Find each line holding the word "carbono" and give the total alone.
══ Data records
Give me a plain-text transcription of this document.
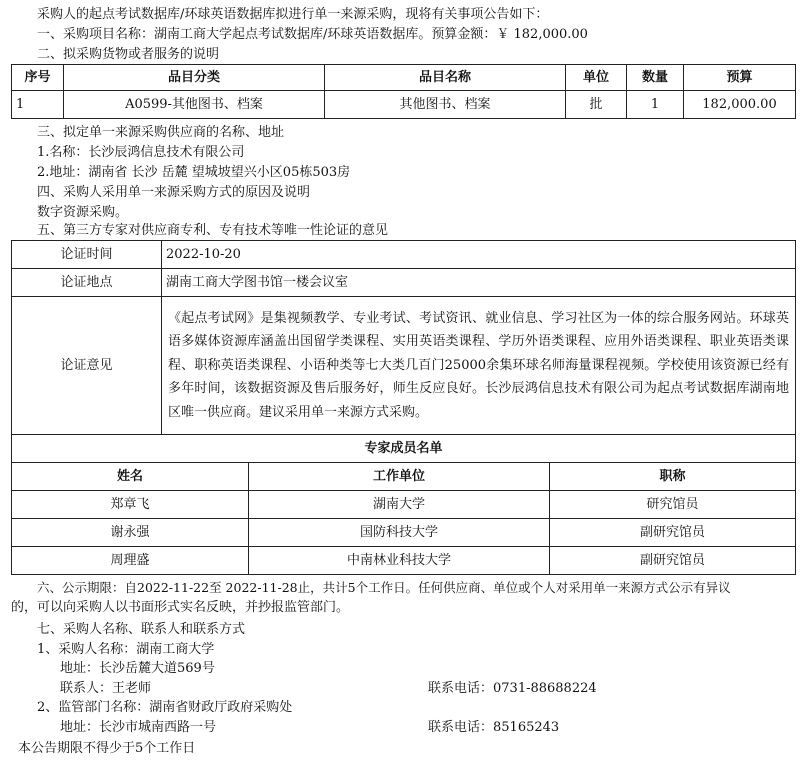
采购人的起点考试数据库/环球英语数据库拟进行单一来源采购，现将有关事项公告如下：
一、采购项目名称：湖南工商大学起点考试数据库/环球英语数据库。预算金额：￥ 182,000.00
二、拟采购货物或者服务的说明
序号	品目分类	品目名称	单位	数量	预算
1	A0599-其他图书、档案	其他图书、档案	批	1	182,000.00
三、拟定单一来源采购供应商的名称、地址
1.名称：长沙辰鸿信息技术有限公司
2.地址：湖南省 长沙 岳麓 望城坡望兴小区05栋503房
四、采购人采用单一来源采购方式的原因及说明
数字资源采购。
五、第三方专家对供应商专利、专有技术等唯一性论证的意见
论证时间	2022-10-20		
论证地点	湖南工商大学图书馆一楼会议室		
论证意见	《起点考试网》是集视频教学、专业考试、考试资讯、就业信息、学习社区为一体的综合服务网站。环球英语多媒体资源库涵盖出国留学类课程、实用英语类课程、学历外语类课程、应用外语类课程、职业英语类课程、职称英语类课程、小语种类等七大类几百门25000余集环球名师海量课程视频。学校使用该资源已经有多年时间，该数据资源及售后服务好，师生反应良好。长沙辰鸿信息技术有限公司为起点考试数据库湖南地区唯一供应商。建议采用单一来源方式采购。		
专家成员名单			
姓名		工作单位	职称
郑章飞		湖南大学	研究馆员
谢永强		国防科技大学	副研究馆员
周理盛		中南林业科技大学	副研究馆员
六、公示期限：自2022-11-22至 2022-11-28止，共计5个工作日。任何供应商、单位或个人对采用单一来源方式公示有异议
的，可以向采购人以书面形式实名反映，并抄报监管部门。
七、采购人名称、联系人和联系方式
1、采购人名称：湖南工商大学
地址：长沙岳麓大道569号
联系人：王老师	联系电话：0731-88688224
2、监管部门名称：湖南省财政厅政府采购处
地址：长沙市城南西路一号	联系电话：85165243
本公告期限不得少于5个工作日
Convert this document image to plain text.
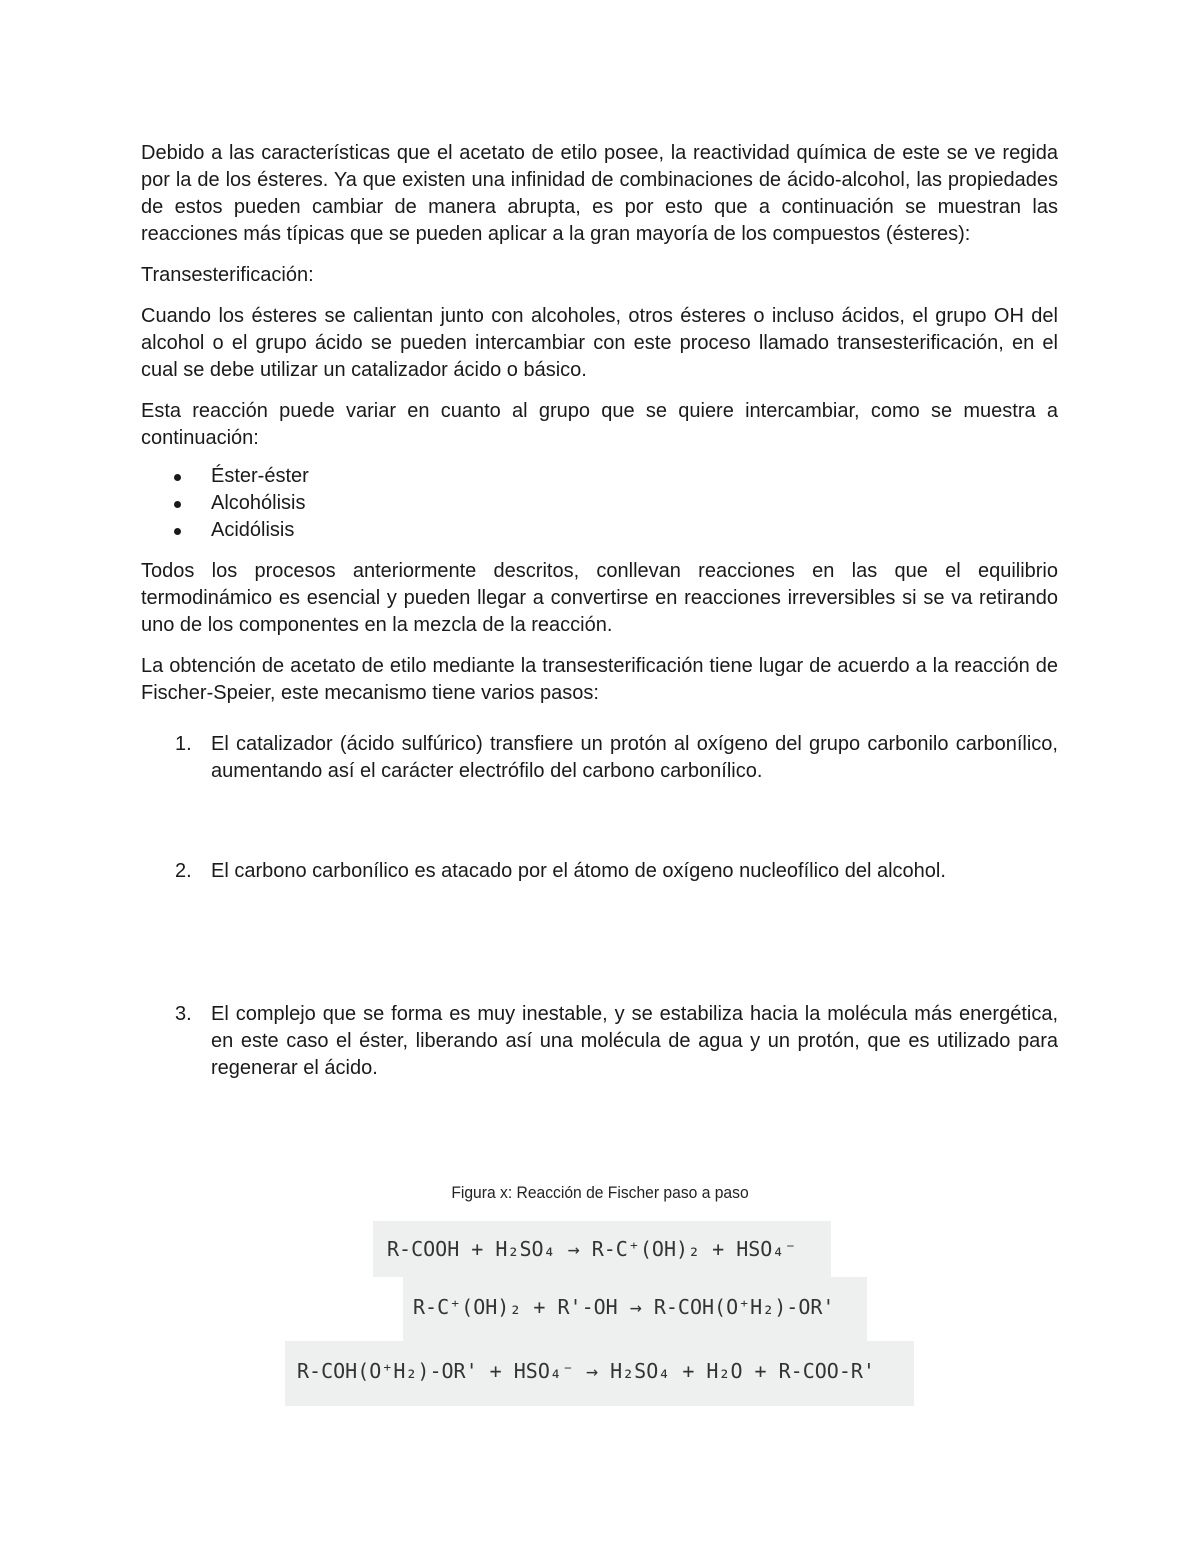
Debido a las características que el acetato de etilo posee, la reactividad química de este se ve regida por la de los ésteres. Ya que existen una infinidad de combinaciones de ácido-alcohol, las propiedades de estos pueden cambiar de manera abrupta, es por esto que a continuación se muestran las reacciones más típicas que se pueden aplicar a la gran mayoría de los compuestos (ésteres):

Transesterificación:

Cuando los ésteres se calientan junto con alcoholes, otros ésteres o incluso ácidos, el grupo OH del alcohol o el grupo ácido se pueden intercambiar con este proceso llamado transesterificación, en el cual se debe utilizar un catalizador ácido o básico.

Esta reacción puede variar en cuanto al grupo que se quiere intercambiar, como se muestra a continuación:

Éster-éster
Alcohólisis
Acidólisis

Todos los procesos anteriormente descritos, conllevan reacciones en las que el equilibrio termodinámico es esencial y pueden llegar a convertirse en reacciones irreversibles si se va retirando uno de los componentes en la mezcla de la reacción.

La obtención de acetato de etilo mediante la transesterificación tiene lugar de acuerdo a la reacción de Fischer-Speier, este mecanismo tiene varios pasos:

1. El catalizador (ácido sulfúrico) transfiere un protón al oxígeno del grupo carbonilo carbonílico, aumentando así el carácter electrófilo del carbono carbonílico.
2. El carbono carbonílico es atacado por el átomo de oxígeno nucleofílico del alcohol.
3. El complejo que se forma es muy inestable, y se estabiliza hacia la molécula más energética, en este caso el éster, liberando así una molécula de agua y un protón, que es utilizado para regenerar el ácido.
Figura x: Reacción de Fischer paso a paso
R-COOH + H₂SO₄ → R-C⁺(OH)₂ + HSO₄⁻
R-C⁺(OH)₂ + R'-OH → R-COH(O⁺H₂)-OR'
R-COH(O⁺H₂)-OR' + HSO₄⁻ → H₂SO₄ + H₂O + R-COO-R'
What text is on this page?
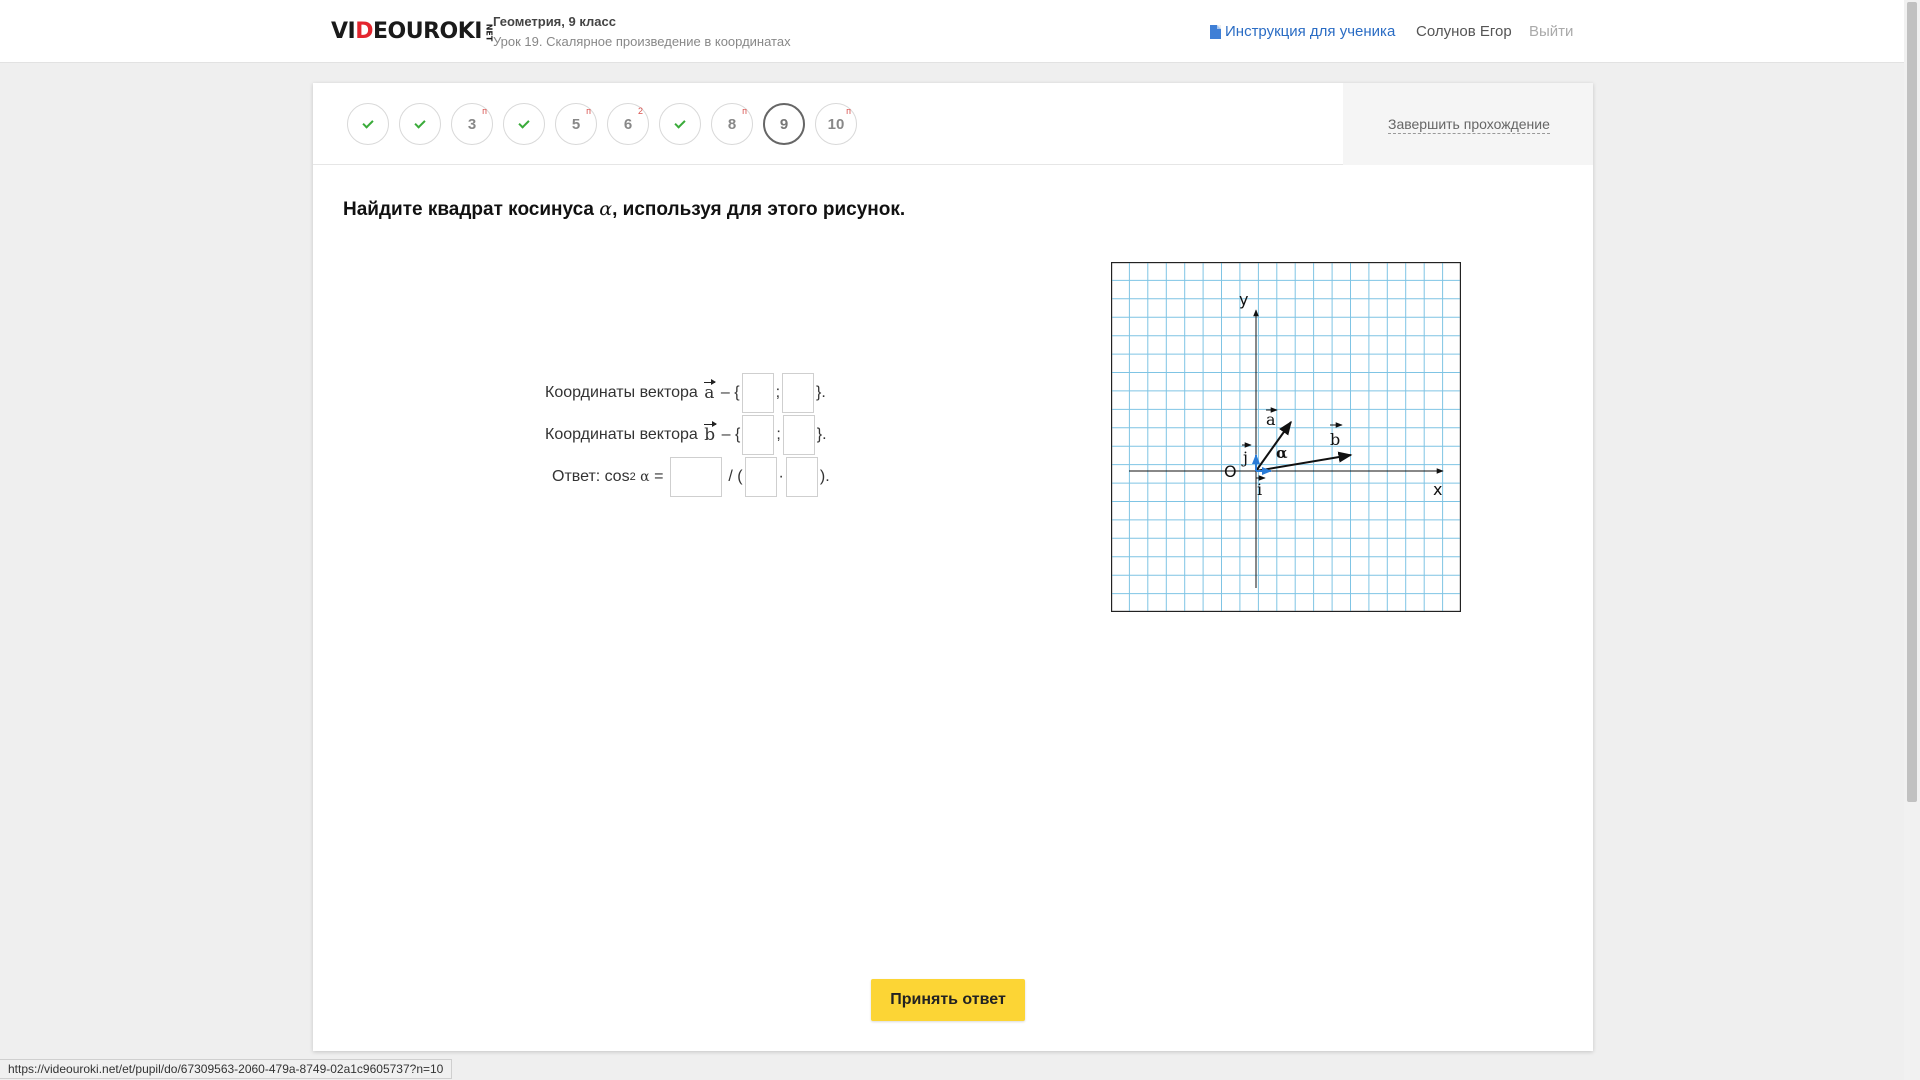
VIDEOUROKI NET
Геометрия, 9 класс
Урок 19. Скалярное произведение в координатах
Инструкция для ученика Солунов Егор Выйти
3
п
5
п
6
2
8
п
9	10
п
Завершить прохождение
Найдите квадрат косинуса α, используя для этого рисунок.
Координаты вектора
a
– { ; }.
Координаты вектора
b
– { ; }.
Ответ: cos 2
α
=

	/ ( · ).
y
x
O
a
b
j
i
α
Принять ответ
https://videouroki.net/et/pupil/do/67309563-2060-479a-8749-02a1c9605737?n=10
════
# [Output of the exercise]
2